— begin MATERIAL FOR THIS TASK —

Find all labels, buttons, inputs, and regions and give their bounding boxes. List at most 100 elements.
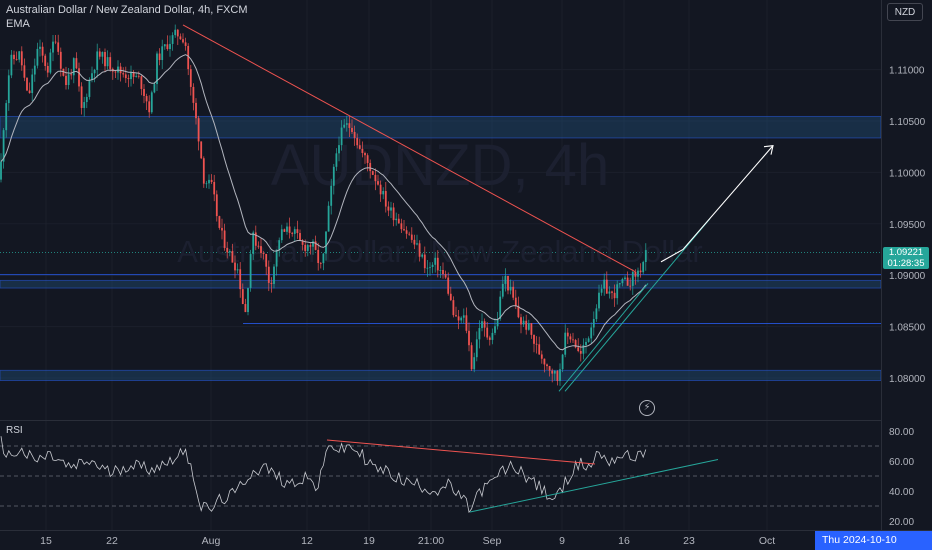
candle-body [382, 191, 385, 195]
rsi-indicator-label[interactable]: RSI [6, 425, 23, 436]
candle-body [223, 230, 226, 248]
ema-line [0, 54, 647, 351]
candle-body [564, 332, 567, 355]
candle-body [444, 274, 447, 278]
candle-body [377, 181, 379, 185]
candle-body [587, 338, 590, 342]
rsi-axis[interactable]: 80.00 60.00 40.00 20.00 [889, 427, 914, 528]
rsi-trendlines [326, 439, 719, 513]
candle-body [543, 358, 546, 365]
candle-body [44, 55, 47, 67]
candle-body [507, 275, 509, 291]
candle-body [631, 271, 634, 286]
candle-body [15, 59, 18, 60]
candle-body [70, 74, 73, 76]
candle-body [416, 243, 418, 245]
candle-body [163, 44, 166, 47]
candle-body [366, 155, 369, 163]
candle-body [618, 283, 621, 285]
candle-body [351, 127, 353, 132]
candle-body [486, 327, 489, 338]
candle-body [2, 130, 5, 162]
candle-body [561, 354, 564, 370]
candle-body [41, 46, 44, 56]
time-tick-label: Sep [483, 535, 502, 547]
candle-body [36, 48, 39, 66]
symbol-title[interactable]: Australian Dollar / New Zealand Dollar, … [6, 4, 248, 16]
candle-body [598, 292, 600, 309]
candle-body [234, 262, 236, 271]
candle-body [319, 263, 322, 264]
candle-body [439, 269, 442, 271]
candle-body [33, 65, 36, 75]
candle-body [488, 337, 491, 340]
candle-body [330, 185, 333, 206]
candle-body [530, 323, 533, 335]
lightning-icon[interactable]: ⚡ [639, 400, 655, 416]
candle-body [436, 257, 439, 271]
candle-body [481, 321, 483, 329]
time-axis[interactable]: 15 22 Aug 12 19 21:00 Sep 9 16 23 Oct [40, 535, 775, 547]
candle-body [553, 370, 556, 374]
candle-body [262, 252, 265, 254]
candle-body [369, 162, 372, 172]
candle-body [135, 75, 138, 77]
time-tick-label: 22 [106, 535, 118, 547]
candle-body [200, 141, 203, 159]
candle-body [140, 76, 143, 89]
trendline [558, 283, 649, 392]
candle-body [179, 36, 182, 40]
candle-body [231, 251, 234, 263]
candle-body [275, 249, 278, 267]
candle-body [585, 341, 587, 346]
candle-body [150, 92, 153, 113]
candle-body [527, 323, 530, 330]
candle-body [496, 318, 499, 327]
candle-body [569, 336, 572, 340]
currency-button[interactable]: NZD [887, 3, 923, 21]
candle-body [358, 145, 361, 149]
candle-body [611, 291, 613, 293]
price-candles [0, 24, 647, 386]
candle-body [28, 90, 31, 94]
candle-body [270, 282, 273, 284]
candle-body [525, 320, 528, 330]
candle-body [338, 145, 340, 154]
rsi-tick-label: 60.00 [889, 457, 914, 468]
time-tick-label: 9 [559, 535, 565, 547]
candle-body [306, 245, 309, 251]
candle-body [221, 227, 223, 231]
price-tick-label: 1.09000 [889, 271, 926, 282]
candle-body [397, 218, 400, 224]
price-axis[interactable]: 1.11000 1.10500 1.10000 1.09500 1.09000 1.085… [889, 66, 926, 385]
candle-body [418, 243, 421, 257]
trendline [564, 218, 711, 392]
candle-body [166, 44, 169, 50]
grid [0, 0, 881, 530]
candle-body [384, 191, 387, 207]
candle-body [78, 68, 80, 87]
time-tick-label: 16 [618, 535, 630, 547]
candle-body [91, 73, 93, 80]
candle-body [325, 231, 327, 254]
candle-body [624, 277, 626, 280]
candle-body [483, 321, 486, 328]
candle-body [85, 96, 88, 103]
candle-body [616, 284, 619, 299]
candle-body [202, 158, 205, 184]
arrow-head [763, 145, 774, 155]
candle-body [156, 53, 158, 85]
candle-body [278, 240, 281, 250]
candle-body [613, 292, 616, 299]
candle-body [117, 66, 119, 73]
candle-body [5, 103, 8, 131]
candle-body [314, 241, 317, 250]
ema-indicator-label[interactable]: EMA [6, 18, 30, 30]
candle-body [317, 249, 320, 264]
candle-body [356, 137, 359, 146]
candle-body [577, 347, 580, 351]
candle-body [293, 229, 296, 234]
candle-body [46, 66, 49, 73]
candle-body [283, 229, 286, 232]
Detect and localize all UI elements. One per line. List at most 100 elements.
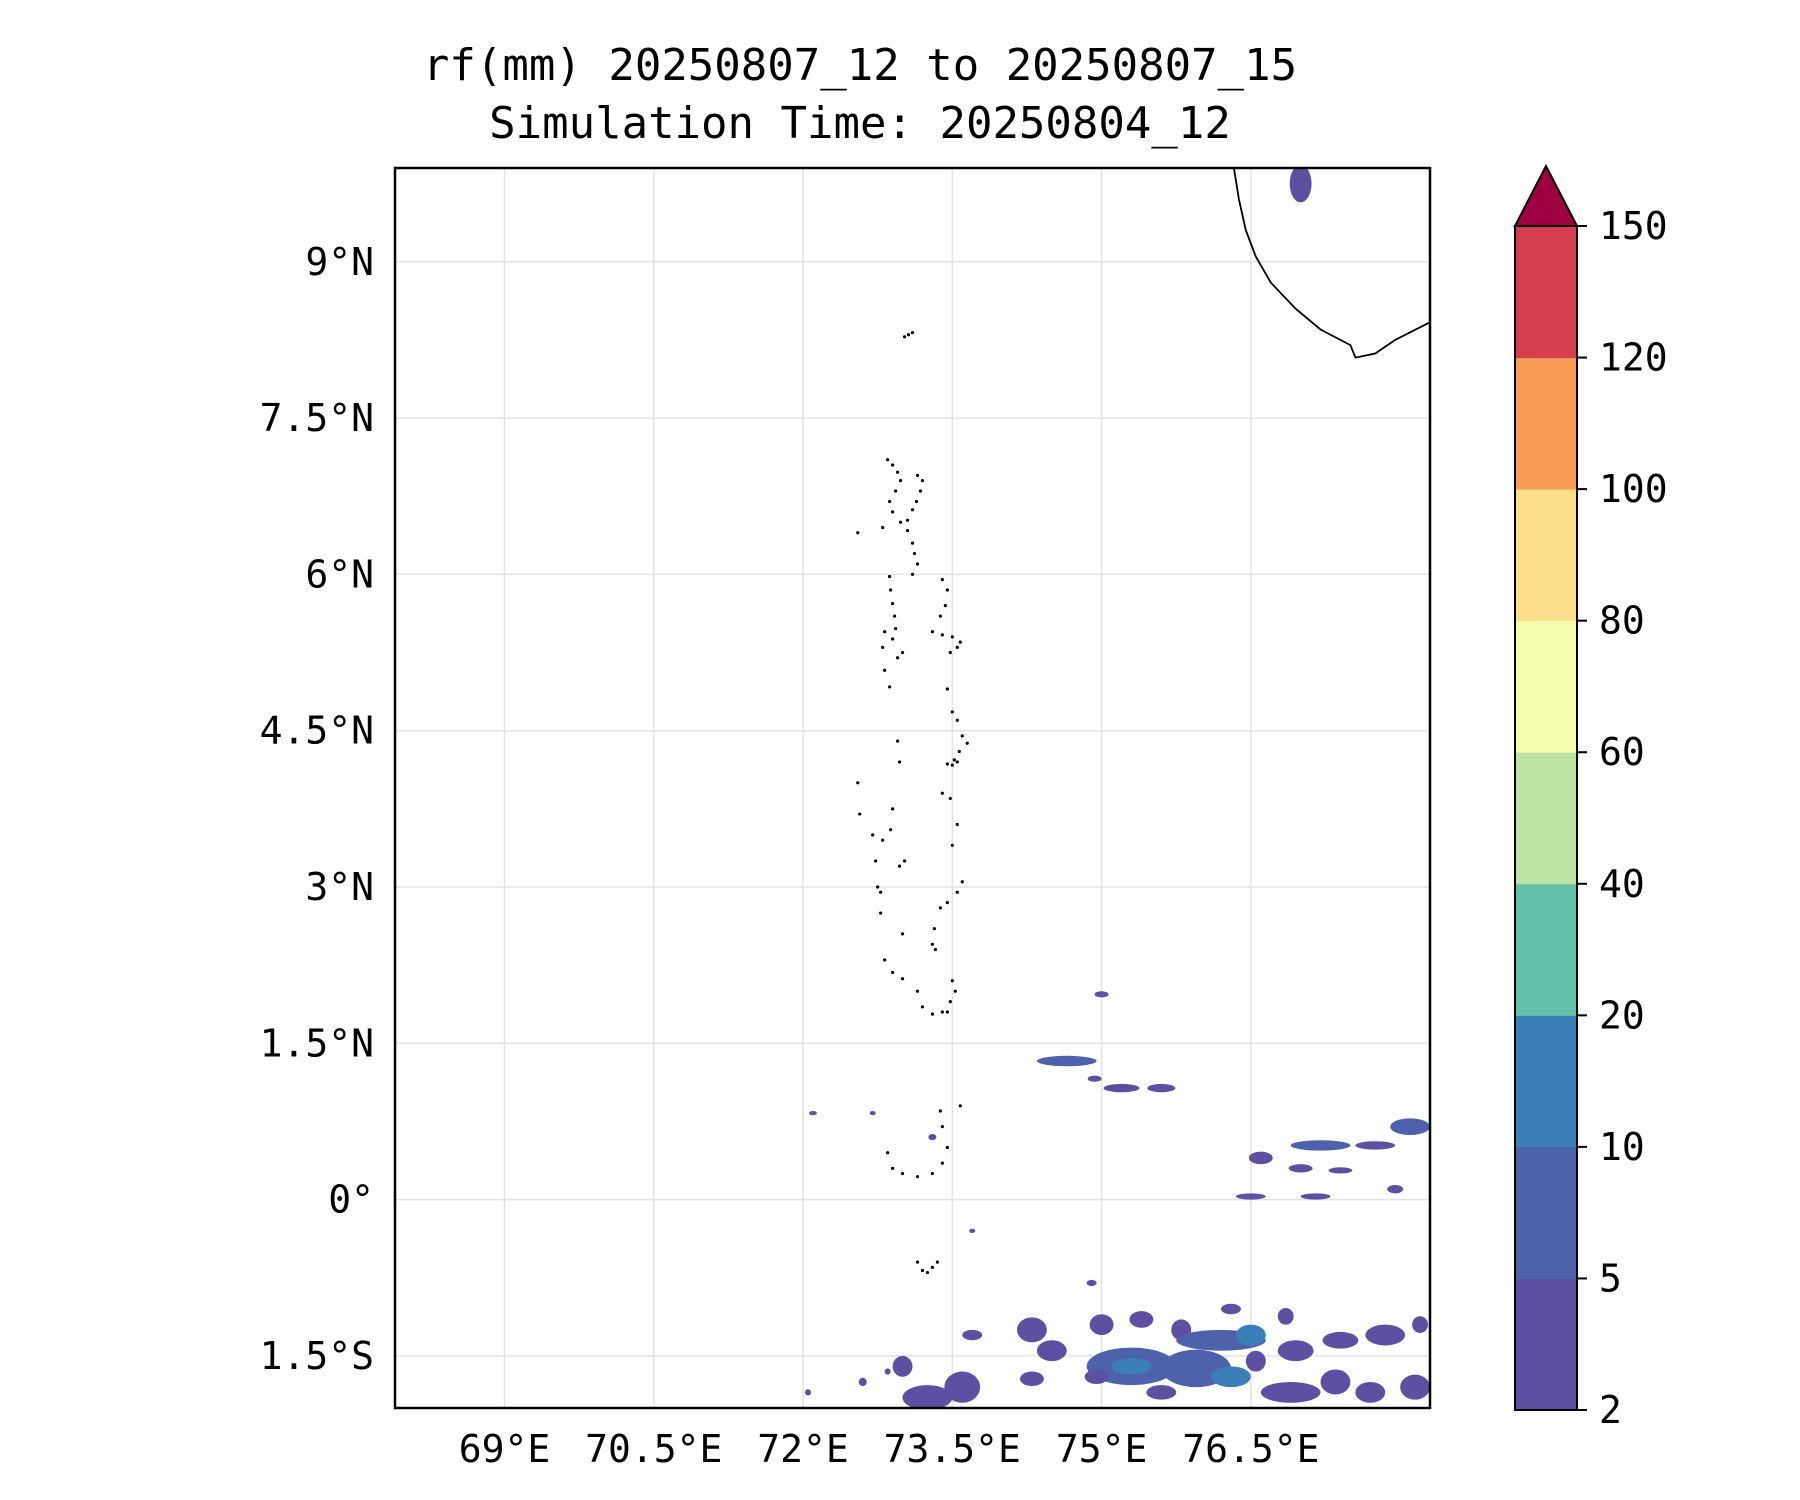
island-outline-100 (930, 1171, 935, 1176)
island-outline-93 (938, 1109, 942, 1113)
lon-tick-label-5: 76.5°E (1182, 1427, 1319, 1471)
rain-cell-36 (1211, 1366, 1251, 1388)
rain-cell-22 (1016, 1317, 1047, 1343)
island-outline-95 (958, 1104, 962, 1108)
island-outline-84 (900, 977, 905, 981)
rain-cell-41 (892, 1355, 913, 1377)
rain-cell-17 (969, 1228, 976, 1233)
colorbar-tick-label-2: 10 (1599, 1125, 1645, 1169)
island-outline-24 (888, 574, 892, 579)
island-outline-97 (890, 1166, 895, 1170)
rain-cell-12 (1288, 1164, 1313, 1173)
map-title-line-1: rf(mm) 20250807_12 to 20250807_15 (422, 40, 1298, 91)
island-outline-22 (856, 531, 860, 535)
colorbar-segment-2 (1515, 1015, 1577, 1148)
island-outline-45 (948, 650, 952, 655)
island-outline-89 (940, 1010, 944, 1014)
island-outline-81 (933, 947, 937, 952)
rain-cell-8 (1248, 1151, 1273, 1165)
rain-cell-31 (1365, 1324, 1406, 1346)
island-outline-72 (874, 859, 878, 863)
island-outline-9 (890, 510, 895, 514)
map-background (395, 168, 1430, 1408)
gridlines (395, 168, 1430, 1408)
colorbar-segment-7 (1515, 357, 1577, 490)
rain-cell-34 (1111, 1357, 1152, 1375)
island-outline-52 (952, 758, 956, 762)
island-outline-85 (915, 989, 920, 993)
rainfall-contours (805, 168, 1430, 1408)
island-outline-76 (902, 859, 907, 863)
lon-tick-label-4: 75°E (1056, 1427, 1148, 1471)
island-outline-23 (881, 525, 885, 530)
colorbar-tick-label-9: 150 (1599, 204, 1668, 248)
rain-cell-48 (1400, 1374, 1430, 1400)
island-outline-90 (930, 1012, 935, 1016)
colorbar-tick-label-7: 100 (1599, 467, 1668, 511)
map-subtitle-simulation-time: Simulation Time: 20250804_12 (489, 98, 1231, 149)
island-outline-28 (893, 626, 898, 631)
colorbar-tick-label-3: 20 (1599, 993, 1645, 1037)
lat-tick-label-5: 1.5°N (260, 1021, 374, 1065)
colorbar-segment-1 (1515, 1146, 1577, 1279)
rain-cell-45 (1260, 1381, 1321, 1403)
island-outline-103 (915, 1260, 920, 1264)
rain-cell-50 (1245, 1350, 1266, 1372)
rain-cell-0 (1094, 991, 1109, 998)
rain-cell-32 (1412, 1316, 1429, 1333)
island-outline-4 (890, 463, 895, 467)
rain-cell-2 (1087, 1075, 1102, 1082)
lat-tick-label-6: 0° (328, 1178, 374, 1222)
island-outline-77 (879, 911, 883, 915)
island-outline-20 (910, 508, 915, 512)
island-outline-99 (915, 1175, 920, 1179)
lat-tick-label-0: 9°N (305, 240, 374, 284)
island-outline-38 (943, 604, 947, 608)
lon-tick-label-1: 70.5°E (585, 1427, 722, 1471)
colorbar-segment-8 (1515, 226, 1577, 359)
rain-cell-29 (1277, 1340, 1314, 1362)
colorbar-segment-4 (1515, 752, 1577, 885)
colorbar-segment-3 (1515, 883, 1577, 1016)
island-outline-73 (876, 885, 880, 889)
rain-cell-30 (1322, 1331, 1359, 1349)
lat-tick-label-7: 1.5°S (260, 1334, 374, 1378)
colorbar-tick-label-5: 60 (1599, 730, 1645, 774)
island-outline-36 (940, 577, 944, 582)
india-coastline (1233, 168, 1430, 359)
rain-cell-13 (1328, 1167, 1353, 1174)
lon-tick-label-2: 72°E (757, 1427, 849, 1471)
island-outline-58 (856, 781, 860, 785)
island-outline-49 (960, 734, 964, 738)
rain-cell-20 (1277, 1307, 1294, 1325)
island-outline-87 (953, 989, 957, 993)
island-outline-30 (883, 630, 887, 634)
island-outline-25 (889, 588, 893, 592)
island-outline-33 (900, 650, 905, 655)
island-outline-37 (945, 588, 949, 592)
island-outline-102 (945, 1145, 949, 1150)
rain-cell-51 (1289, 168, 1312, 203)
colorbar: 2 5 10 20 40 60 80 100 120 150 (1513, 163, 1668, 1432)
rain-cell-24 (1089, 1314, 1114, 1336)
island-outline-5 (895, 470, 900, 474)
island-outline-47 (950, 710, 954, 714)
lat-tick-label-4: 3°N (305, 865, 374, 909)
island-outline-0 (902, 335, 907, 339)
rain-cell-19 (1221, 1303, 1241, 1315)
rain-cell-47 (1355, 1381, 1386, 1403)
lat-tick-label-1: 7.5°N (260, 396, 374, 440)
island-outline-106 (930, 1265, 935, 1269)
colorbar-tick-label-0: 2 (1599, 1388, 1622, 1432)
island-outline-105 (925, 1270, 930, 1275)
coastlines (856, 168, 1430, 1275)
island-outline-61 (881, 838, 885, 842)
rain-cell-38 (1019, 1371, 1044, 1387)
island-outline-7 (893, 489, 898, 493)
rain-cell-28 (1235, 1324, 1266, 1346)
rain-cell-16 (1387, 1185, 1404, 1194)
island-outline-96 (886, 1151, 890, 1155)
lat-tick-label-2: 6°N (305, 552, 374, 596)
island-outline-104 (920, 1268, 925, 1273)
island-outline-15 (910, 572, 915, 576)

— end MATERIAL FOR THIS TASK —

=== EXERCISE DETAILS ===
Write out the lines of the data above, from the line containing "candle-body [382, 191, 385, 195]" through the line containing "candle-body [631, 271, 634, 286]", inclusive, reproducing each one verbatim.

=== REPLY TO THE EXERCISE ===
candle-body [382, 191, 385, 195]
rsi-indicator-label[interactable]: RSI [6, 425, 23, 436]
candle-body [223, 230, 226, 248]
ema-line [0, 54, 647, 351]
candle-body [564, 332, 567, 355]
candle-body [444, 274, 447, 278]
candle-body [377, 181, 379, 185]
candle-body [587, 338, 590, 342]
rsi-axis[interactable]: 80.00 60.00 40.00 20.00 [889, 427, 914, 528]
rsi-trendlines [326, 439, 719, 513]
candle-body [543, 358, 546, 365]
candle-body [44, 55, 47, 67]
candle-body [507, 275, 509, 291]
candle-body [631, 271, 634, 286]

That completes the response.